───── Available data ─────

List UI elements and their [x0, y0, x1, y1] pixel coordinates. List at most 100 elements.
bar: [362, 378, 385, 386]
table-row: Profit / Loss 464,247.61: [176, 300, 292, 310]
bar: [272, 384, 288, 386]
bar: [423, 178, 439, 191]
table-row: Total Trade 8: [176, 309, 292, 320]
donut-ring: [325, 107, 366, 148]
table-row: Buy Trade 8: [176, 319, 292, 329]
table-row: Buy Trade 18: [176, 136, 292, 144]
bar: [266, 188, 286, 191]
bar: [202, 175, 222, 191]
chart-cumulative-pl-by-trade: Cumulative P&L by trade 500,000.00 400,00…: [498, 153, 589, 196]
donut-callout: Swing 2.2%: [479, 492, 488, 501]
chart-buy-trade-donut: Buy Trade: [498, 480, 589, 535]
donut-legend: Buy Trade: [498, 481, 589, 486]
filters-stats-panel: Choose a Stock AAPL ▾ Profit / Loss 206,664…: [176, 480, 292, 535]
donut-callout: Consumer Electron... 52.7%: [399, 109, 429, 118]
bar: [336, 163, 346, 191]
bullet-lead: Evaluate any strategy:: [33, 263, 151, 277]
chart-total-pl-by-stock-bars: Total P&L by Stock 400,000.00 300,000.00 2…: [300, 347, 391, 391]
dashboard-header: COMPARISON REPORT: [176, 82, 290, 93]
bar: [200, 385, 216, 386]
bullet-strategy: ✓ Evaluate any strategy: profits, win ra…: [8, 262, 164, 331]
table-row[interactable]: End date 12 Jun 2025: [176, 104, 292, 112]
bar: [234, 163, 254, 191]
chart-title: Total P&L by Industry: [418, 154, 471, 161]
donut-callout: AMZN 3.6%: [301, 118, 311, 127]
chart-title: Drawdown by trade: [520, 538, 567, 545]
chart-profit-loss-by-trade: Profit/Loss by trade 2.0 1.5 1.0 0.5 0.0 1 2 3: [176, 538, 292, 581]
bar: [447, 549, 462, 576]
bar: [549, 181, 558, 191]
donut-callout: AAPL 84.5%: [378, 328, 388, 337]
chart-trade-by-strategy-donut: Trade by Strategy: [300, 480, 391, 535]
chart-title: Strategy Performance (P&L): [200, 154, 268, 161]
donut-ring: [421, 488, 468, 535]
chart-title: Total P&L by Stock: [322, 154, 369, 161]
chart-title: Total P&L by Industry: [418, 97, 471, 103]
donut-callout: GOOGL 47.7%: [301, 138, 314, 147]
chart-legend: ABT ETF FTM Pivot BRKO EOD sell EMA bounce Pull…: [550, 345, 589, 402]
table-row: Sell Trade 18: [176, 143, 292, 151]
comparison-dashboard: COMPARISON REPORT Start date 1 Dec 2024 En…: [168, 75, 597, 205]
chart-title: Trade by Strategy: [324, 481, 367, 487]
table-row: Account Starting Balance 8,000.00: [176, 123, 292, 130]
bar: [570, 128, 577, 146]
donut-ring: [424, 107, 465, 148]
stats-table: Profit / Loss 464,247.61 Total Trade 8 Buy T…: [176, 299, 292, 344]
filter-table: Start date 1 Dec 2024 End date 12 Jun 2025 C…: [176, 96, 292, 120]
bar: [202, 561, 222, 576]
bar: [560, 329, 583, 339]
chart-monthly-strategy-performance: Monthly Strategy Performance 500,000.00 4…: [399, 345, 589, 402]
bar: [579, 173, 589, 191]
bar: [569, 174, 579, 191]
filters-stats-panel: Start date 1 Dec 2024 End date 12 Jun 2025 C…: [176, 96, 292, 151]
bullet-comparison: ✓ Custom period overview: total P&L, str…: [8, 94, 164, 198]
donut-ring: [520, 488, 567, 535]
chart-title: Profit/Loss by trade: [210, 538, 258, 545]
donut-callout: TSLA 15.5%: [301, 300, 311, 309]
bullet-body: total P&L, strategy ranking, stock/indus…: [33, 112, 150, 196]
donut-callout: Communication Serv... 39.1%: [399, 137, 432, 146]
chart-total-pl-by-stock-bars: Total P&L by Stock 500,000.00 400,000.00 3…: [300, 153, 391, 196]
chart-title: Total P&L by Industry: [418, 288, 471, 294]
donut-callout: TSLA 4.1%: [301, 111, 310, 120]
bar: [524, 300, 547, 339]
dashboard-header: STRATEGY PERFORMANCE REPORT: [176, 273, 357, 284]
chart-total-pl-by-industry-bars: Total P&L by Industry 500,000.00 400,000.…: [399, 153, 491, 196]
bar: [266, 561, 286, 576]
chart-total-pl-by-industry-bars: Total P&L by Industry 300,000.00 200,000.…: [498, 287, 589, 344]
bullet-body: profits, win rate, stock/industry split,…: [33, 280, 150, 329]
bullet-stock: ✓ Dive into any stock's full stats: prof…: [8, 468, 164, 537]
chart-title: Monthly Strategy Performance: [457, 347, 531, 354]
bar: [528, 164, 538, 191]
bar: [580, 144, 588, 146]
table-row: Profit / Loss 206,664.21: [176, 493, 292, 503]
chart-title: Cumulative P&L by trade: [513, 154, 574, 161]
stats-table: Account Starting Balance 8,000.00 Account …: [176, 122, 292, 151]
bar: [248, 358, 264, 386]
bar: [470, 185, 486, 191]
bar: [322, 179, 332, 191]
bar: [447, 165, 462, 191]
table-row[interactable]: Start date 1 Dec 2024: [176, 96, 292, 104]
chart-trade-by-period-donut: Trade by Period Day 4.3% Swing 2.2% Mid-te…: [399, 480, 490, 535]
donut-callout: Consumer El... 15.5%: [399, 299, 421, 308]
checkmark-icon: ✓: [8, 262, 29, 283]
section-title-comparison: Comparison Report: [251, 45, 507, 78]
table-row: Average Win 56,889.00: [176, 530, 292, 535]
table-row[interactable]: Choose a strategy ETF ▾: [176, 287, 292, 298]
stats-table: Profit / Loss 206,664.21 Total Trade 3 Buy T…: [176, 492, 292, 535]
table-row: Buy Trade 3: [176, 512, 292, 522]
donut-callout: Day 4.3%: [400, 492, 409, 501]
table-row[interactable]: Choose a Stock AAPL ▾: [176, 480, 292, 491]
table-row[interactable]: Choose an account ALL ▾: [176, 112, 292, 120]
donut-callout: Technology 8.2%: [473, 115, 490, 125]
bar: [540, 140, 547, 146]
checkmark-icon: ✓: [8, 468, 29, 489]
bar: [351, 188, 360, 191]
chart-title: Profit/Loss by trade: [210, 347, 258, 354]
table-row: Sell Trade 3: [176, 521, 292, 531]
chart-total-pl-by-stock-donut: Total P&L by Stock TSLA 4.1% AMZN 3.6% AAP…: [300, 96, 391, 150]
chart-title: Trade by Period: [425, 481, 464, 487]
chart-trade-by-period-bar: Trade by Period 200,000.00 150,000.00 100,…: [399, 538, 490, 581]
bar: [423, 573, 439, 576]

─────

Request: Copy every line of the listing above word for word, keeping its original order.

The reply:
List UI elements and their [x0, y0, x1, y1] pixel coordinates. List at most 100 elements.
bar: [362, 378, 385, 386]
table-row: Profit / Loss 464,247.61: [176, 300, 292, 310]
bar: [272, 384, 288, 386]
bar: [423, 178, 439, 191]
table-row: Total Trade 8: [176, 309, 292, 320]
donut-ring: [325, 107, 366, 148]
table-row: Buy Trade 8: [176, 319, 292, 329]
table-row: Buy Trade 18: [176, 136, 292, 144]
bar: [266, 188, 286, 191]
bar: [202, 175, 222, 191]
chart-cumulative-pl-by-trade: Cumulative P&L by trade 500,000.00 400,00…: [498, 153, 589, 196]
donut-callout: Swing 2.2%: [479, 492, 488, 501]
chart-buy-trade-donut: Buy Trade: [498, 480, 589, 535]
donut-legend: Buy Trade: [498, 481, 589, 486]
filters-stats-panel: Choose a Stock AAPL ▾ Profit / Loss 206,664…: [176, 480, 292, 535]
donut-callout: Consumer Electron... 52.7%: [399, 109, 429, 118]
bar: [336, 163, 346, 191]
bullet-lead: Evaluate any strategy:: [33, 263, 151, 277]
chart-total-pl-by-stock-bars: Total P&L by Stock 400,000.00 300,000.00 2…: [300, 347, 391, 391]
dashboard-header: COMPARISON REPORT: [176, 82, 290, 93]
bar: [200, 385, 216, 386]
bullet-strategy: ✓ Evaluate any strategy: profits, win ra…: [8, 262, 164, 331]
table-row[interactable]: End date 12 Jun 2025: [176, 104, 292, 112]
bar: [234, 163, 254, 191]
chart-title: Total P&L by Industry: [418, 154, 471, 161]
donut-callout: AMZN 3.6%: [301, 118, 311, 127]
chart-title: Drawdown by trade: [520, 538, 567, 545]
chart-profit-loss-by-trade: Profit/Loss by trade 2.0 1.5 1.0 0.5 0.0 1 2 3: [176, 538, 292, 581]
bar: [447, 549, 462, 576]
bar: [549, 181, 558, 191]
donut-callout: AAPL 84.5%: [378, 328, 388, 337]
chart-trade-by-strategy-donut: Trade by Strategy: [300, 480, 391, 535]
chart-title: Strategy Performance (P&L): [200, 154, 268, 161]
donut-ring: [421, 488, 468, 535]
chart-title: Total P&L by Stock: [322, 154, 369, 161]
chart-title: Total P&L by Industry: [418, 97, 471, 103]
donut-callout: GOOGL 47.7%: [301, 138, 314, 147]
chart-legend: ABT ETF FTM Pivot BRKO EOD sell EMA bounce Pull…: [550, 345, 589, 402]
table-row: Sell Trade 18: [176, 143, 292, 151]
comparison-dashboard: COMPARISON REPORT Start date 1 Dec 2024 En…: [168, 75, 597, 205]
chart-title: Trade by Strategy: [324, 481, 367, 487]
table-row: Account Starting Balance 8,000.00: [176, 123, 292, 130]
bar: [570, 128, 577, 146]
donut-ring: [424, 107, 465, 148]
stats-table: Profit / Loss 464,247.61 Total Trade 8 Buy T…: [176, 299, 292, 344]
filter-table: Start date 1 Dec 2024 End date 12 Jun 2025 C…: [176, 96, 292, 120]
bar: [202, 561, 222, 576]
bar: [560, 329, 583, 339]
chart-monthly-strategy-performance: Monthly Strategy Performance 500,000.00 4…: [399, 345, 589, 402]
bar: [579, 173, 589, 191]
bar: [569, 174, 579, 191]
filters-stats-panel: Start date 1 Dec 2024 End date 12 Jun 2025 C…: [176, 96, 292, 151]
bullet-comparison: ✓ Custom period overview: total P&L, str…: [8, 94, 164, 198]
donut-ring: [520, 488, 567, 535]
chart-title: Profit/Loss by trade: [210, 538, 258, 545]
donut-callout: TSLA 15.5%: [301, 300, 311, 309]
bullet-body: total P&L, strategy ranking, stock/indus…: [33, 112, 150, 196]
donut-callout: Communication Serv... 39.1%: [399, 137, 432, 146]
chart-total-pl-by-stock-bars: Total P&L by Stock 500,000.00 400,000.00 3…: [300, 153, 391, 196]
chart-title: Total P&L by Industry: [418, 288, 471, 294]
donut-callout: TSLA 4.1%: [301, 111, 310, 120]
bar: [524, 300, 547, 339]
dashboard-header: STRATEGY PERFORMANCE REPORT: [176, 273, 357, 284]
chart-total-pl-by-industry-bars: Total P&L by Industry 500,000.00 400,000.…: [399, 153, 491, 196]
bar: [266, 561, 286, 576]
chart-total-pl-by-industry-bars: Total P&L by Industry 300,000.00 200,000.…: [498, 287, 589, 344]
bullet-body: profits, win rate, stock/industry split,…: [33, 280, 150, 329]
bullet-stock: ✓ Dive into any stock's full stats: prof…: [8, 468, 164, 537]
chart-title: Monthly Strategy Performance: [457, 347, 531, 354]
bar: [528, 164, 538, 191]
bar: [580, 144, 588, 146]
table-row: Profit / Loss 206,664.21: [176, 493, 292, 503]
chart-title: Cumulative P&L by trade: [513, 154, 574, 161]
stats-table: Account Starting Balance 8,000.00 Account …: [176, 122, 292, 151]
bar: [248, 358, 264, 386]
bar: [470, 185, 486, 191]
bar: [322, 179, 332, 191]
bar: [447, 165, 462, 191]
table-row[interactable]: Start date 1 Dec 2024: [176, 96, 292, 104]
chart-trade-by-period-donut: Trade by Period Day 4.3% Swing 2.2% Mid-te…: [399, 480, 490, 535]
donut-callout: Consumer El... 15.5%: [399, 299, 421, 308]
checkmark-icon: ✓: [8, 262, 29, 283]
section-title-comparison: Comparison Report: [251, 45, 507, 78]
table-row: Average Win 56,889.00: [176, 530, 292, 535]
table-row[interactable]: Choose a strategy ETF ▾: [176, 287, 292, 298]
stats-table: Profit / Loss 206,664.21 Total Trade 3 Buy T…: [176, 492, 292, 535]
table-row: Buy Trade 3: [176, 512, 292, 522]
donut-callout: Day 4.3%: [400, 492, 409, 501]
table-row[interactable]: Choose a Stock AAPL ▾: [176, 480, 292, 491]
table-row[interactable]: Choose an account ALL ▾: [176, 112, 292, 120]
donut-callout: Technology 8.2%: [473, 115, 490, 125]
bar: [540, 140, 547, 146]
checkmark-icon: ✓: [8, 468, 29, 489]
bar: [351, 188, 360, 191]
chart-title: Profit/Loss by trade: [210, 347, 258, 354]
table-row: Sell Trade 3: [176, 521, 292, 531]
chart-total-pl-by-stock-donut: Total P&L by Stock TSLA 4.1% AMZN 3.6% AAP…: [300, 96, 391, 150]
chart-title: Trade by Period: [425, 481, 464, 487]
chart-trade-by-period-bar: Trade by Period 200,000.00 150,000.00 100,…: [399, 538, 490, 581]
bar: [423, 573, 439, 576]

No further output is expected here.